Request — Search the listing for "attendence" and copy every line where it appears.
:: Entries
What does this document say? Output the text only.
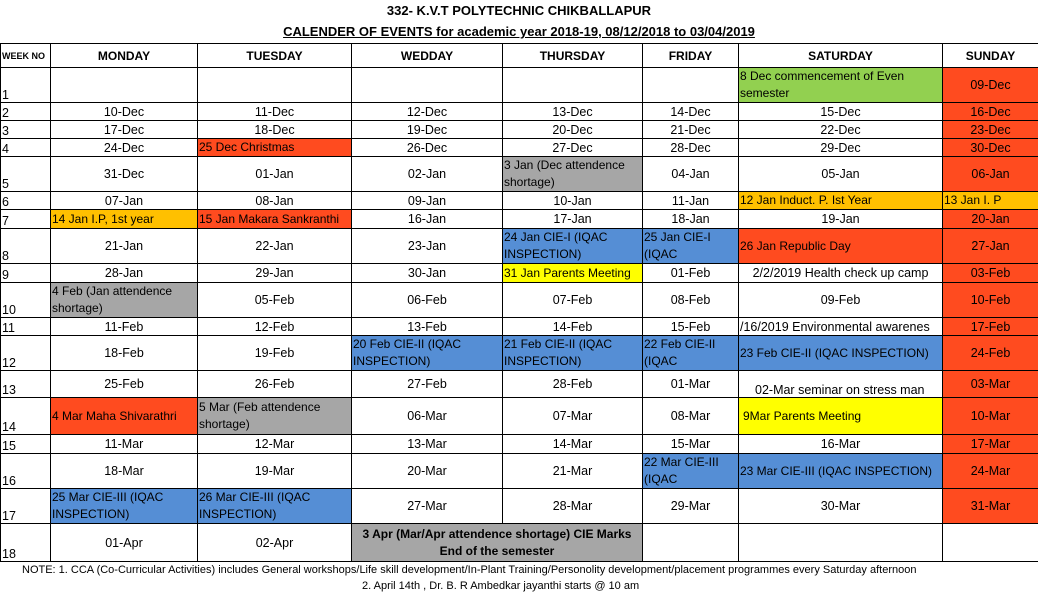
332- K.V.T POLYTECHNIC CHIKBALLAPUR
CALENDER OF EVENTS for academic year 2018-19, 08/12/2018 to 03/04/2019
WEEK NO	MONDAY	TUESDAY	WEDDAY	THURSDAY	FRIDAY	SATURDAY	SUNDAY
1						8 Dec commencement of Even semester	09-Dec
2	10-Dec	11-Dec	12-Dec	13-Dec	14-Dec	15-Dec	16-Dec
3	17-Dec	18-Dec	19-Dec	20-Dec	21-Dec	22-Dec	23-Dec
4	24-Dec	25 Dec Christmas	26-Dec	27-Dec	28-Dec	29-Dec	30-Dec
5	31-Dec	01-Jan	02-Jan	3 Jan (Dec attendence shortage)	04-Jan	05-Jan	06-Jan
6	07-Jan	08-Jan	09-Jan	10-Jan	11-Jan	12 Jan Induct. P. Ist Year	13 Jan I. P
7	14 Jan I.P, 1st year	15 Jan Makara Sankranthi	16-Jan	17-Jan	18-Jan	19-Jan	20-Jan
8	21-Jan	22-Jan	23-Jan	24 Jan CIE-I (IQAC INSPECTION)	25 Jan CIE-I (IQAC	26 Jan Republic Day	27-Jan
9	28-Jan	29-Jan	30-Jan	31 Jan Parents Meeting	01-Feb	2/2/2019 Health check up camp	03-Feb
10	4 Feb (Jan attendence shortage)	05-Feb	06-Feb	07-Feb	08-Feb	09-Feb	10-Feb
11	11-Feb	12-Feb	13-Feb	14-Feb	15-Feb	/16/2019 Environmental awarenes	17-Feb
12	18-Feb	19-Feb	20 Feb CIE-II (IQAC INSPECTION)	21 Feb CIE-II (IQAC INSPECTION)	22 Feb CIE-II (IQAC	23 Feb CIE-II (IQAC INSPECTION)	24-Feb
13	25-Feb	26-Feb	27-Feb	28-Feb	01-Mar	02-Mar seminar on stress man	03-Mar
14	4 Mar Maha Shivarathri	5 Mar (Feb attendence shortage)	06-Mar	07-Mar	08-Mar	9Mar Parents Meeting	10-Mar
15	11-Mar	12-Mar	13-Mar	14-Mar	15-Mar	16-Mar	17-Mar
16	18-Mar	19-Mar	20-Mar	21-Mar	22 Mar CIE-III (IQAC	23 Mar CIE-III (IQAC INSPECTION)	24-Mar
17	25 Mar CIE-III (IQAC INSPECTION)	26 Mar CIE-III (IQAC INSPECTION)	27-Mar	28-Mar	29-Mar	30-Mar	31-Mar
18	01-Apr	02-Apr	3 Apr (Mar/Apr attendence shortage) CIE Marks End of the semester				
NOTE: 1. CCA (Co-Curricular Activities) includes General workshops/Life skill development/In-Plant Training/Personolity development/placement programmes every Saturday afternoon
2. April 14th , Dr. B. R Ambedkar jayanthi starts @ 10 am
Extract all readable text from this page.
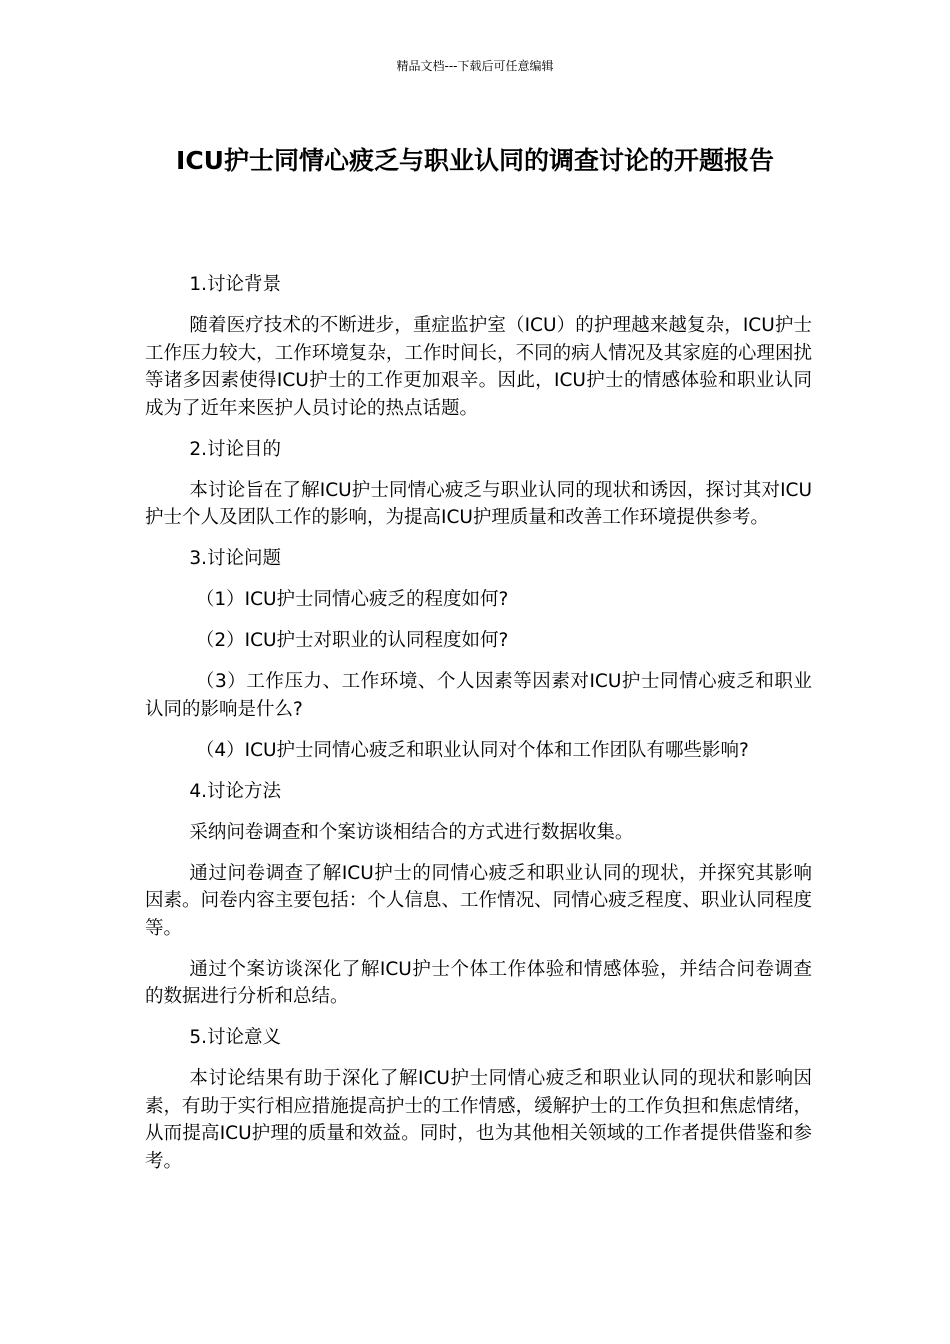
精品文档---下载后可任意编辑
ICU护士同情心疲乏与职业认同的调查讨论的开题报告

1.讨论背景

随着医疗技术的不断进步，重症监护室（ICU）的护理越来越复杂，ICU护士工作压力较大，工作环境复杂，工作时间长，不同的病人情况及其家庭的心理困扰等诸多因素使得ICU护士的工作更加艰辛。因此，ICU护士的情感体验和职业认同成为了近年来医护人员讨论的热点话题。

2.讨论目的

本讨论旨在了解ICU护士同情心疲乏与职业认同的现状和诱因，探讨其对ICU护士个人及团队工作的影响，为提高ICU护理质量和改善工作环境提供参考。

3.讨论问题

（1）ICU护士同情心疲乏的程度如何?

（2）ICU护士对职业的认同程度如何?

（3）工作压力、工作环境、个人因素等因素对ICU护士同情心疲乏和职业认同的影响是什么?

（4）ICU护士同情心疲乏和职业认同对个体和工作团队有哪些影响?

4.讨论方法

采纳问卷调查和个案访谈相结合的方式进行数据收集。

通过问卷调查了解ICU护士的同情心疲乏和职业认同的现状，并探究其影响因素。问卷内容主要包括：个人信息、工作情况、同情心疲乏程度、职业认同程度等。

通过个案访谈深化了解ICU护士个体工作体验和情感体验，并结合问卷调查的数据进行分析和总结。

5.讨论意义

本讨论结果有助于深化了解ICU护士同情心疲乏和职业认同的现状和影响因素，有助于实行相应措施提高护士的工作情感，缓解护士的工作负担和焦虑情绪，从而提高ICU护理的质量和效益。同时，也为其他相关领域的工作者提供借鉴和参考。
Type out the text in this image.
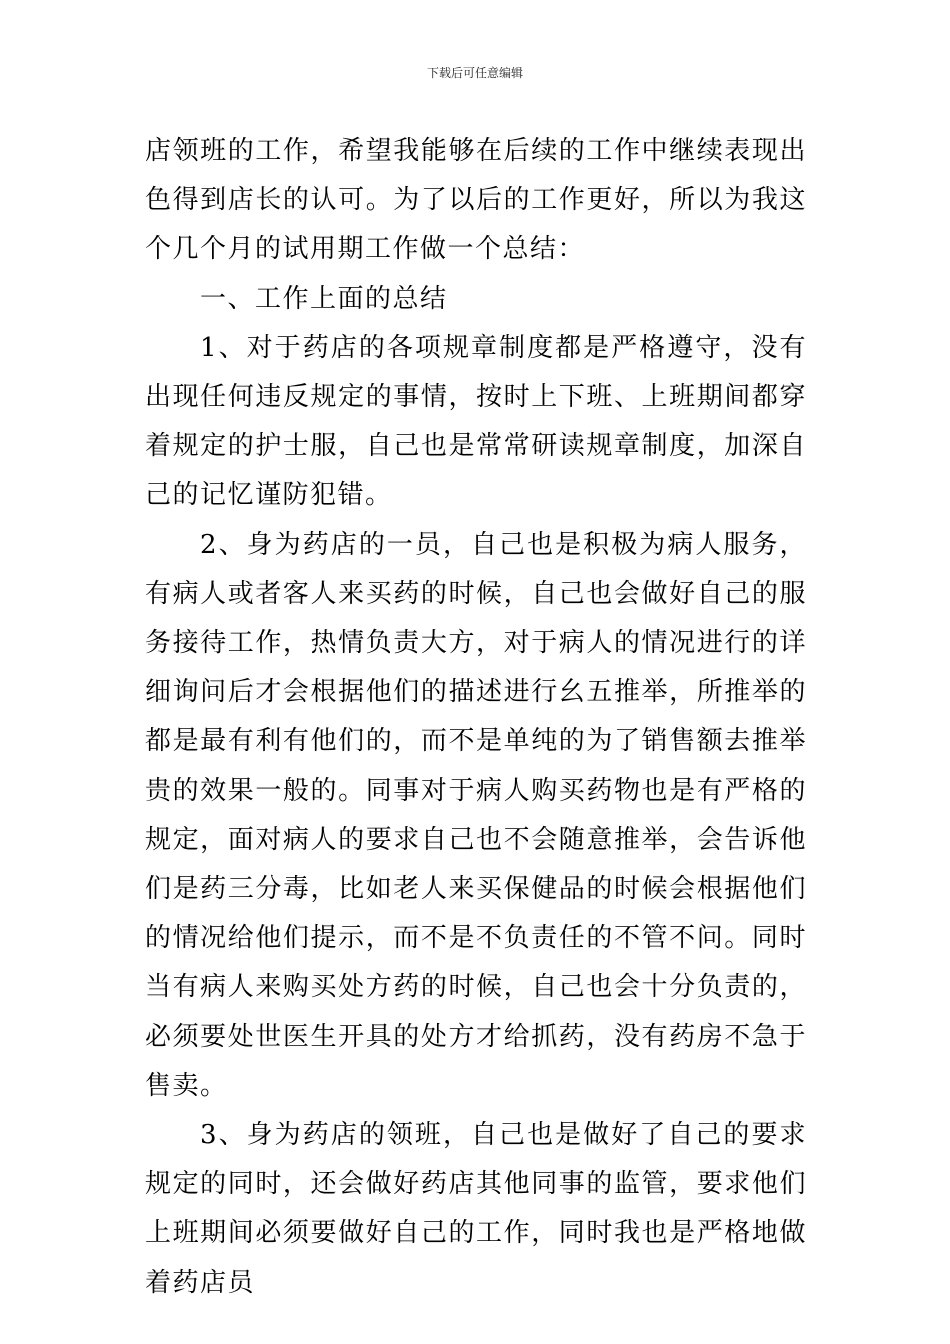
下载后可任意编辑

店领班的工作，希望我能够在后续的工作中继续表现出色得到店长的认可。为了以后的工作更好，所以为我这个几个月的试用期工作做一个总结：

一、工作上面的总结

1、对于药店的各项规章制度都是严格遵守，没有出现任何违反规定的事情，按时上下班、上班期间都穿着规定的护士服，自己也是常常研读规章制度，加深自己的记忆谨防犯错。

2、身为药店的一员，自己也是积极为病人服务，有病人或者客人来买药的时候，自己也会做好自己的服务接待工作，热情负责大方，对于病人的情况进行的详细询问后才会根据他们的描述进行幺五推举，所推举的都是最有利有他们的，而不是单纯的为了销售额去推举贵的效果一般的。同事对于病人购买药物也是有严格的规定，面对病人的要求自己也不会随意推举，会告诉他们是药三分毒，比如老人来买保健品的时候会根据他们的情况给他们提示，而不是不负责任的不管不问。同时当有病人来购买处方药的时候，自己也会十分负责的，必须要处世医生开具的处方才给抓药，没有药房不急于售卖。

3、身为药店的领班，自己也是做好了自己的要求规定的同时，还会做好药店其他同事的监管，要求他们上班期间必须要做好自己的工作，同时我也是严格地做着药店员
::::
Output below —
5	31-Dec	01-Jan	02-Jan	3 Jan (Dec attendence shortage)	04-Jan	05-Jan	06-Jan
10	4 Feb (Jan attendence shortage)	05-Feb	06-Feb	07-Feb	08-Feb	09-Feb	10-Feb
14	4 Mar Maha Shivarathri	5 Mar (Feb attendence shortage)	06-Mar	07-Mar	08-Mar	9Mar Parents Meeting	10-Mar
18	01-Apr	02-Apr	3 Apr (Mar/Apr attendence shortage) CIE Marks End of the semester				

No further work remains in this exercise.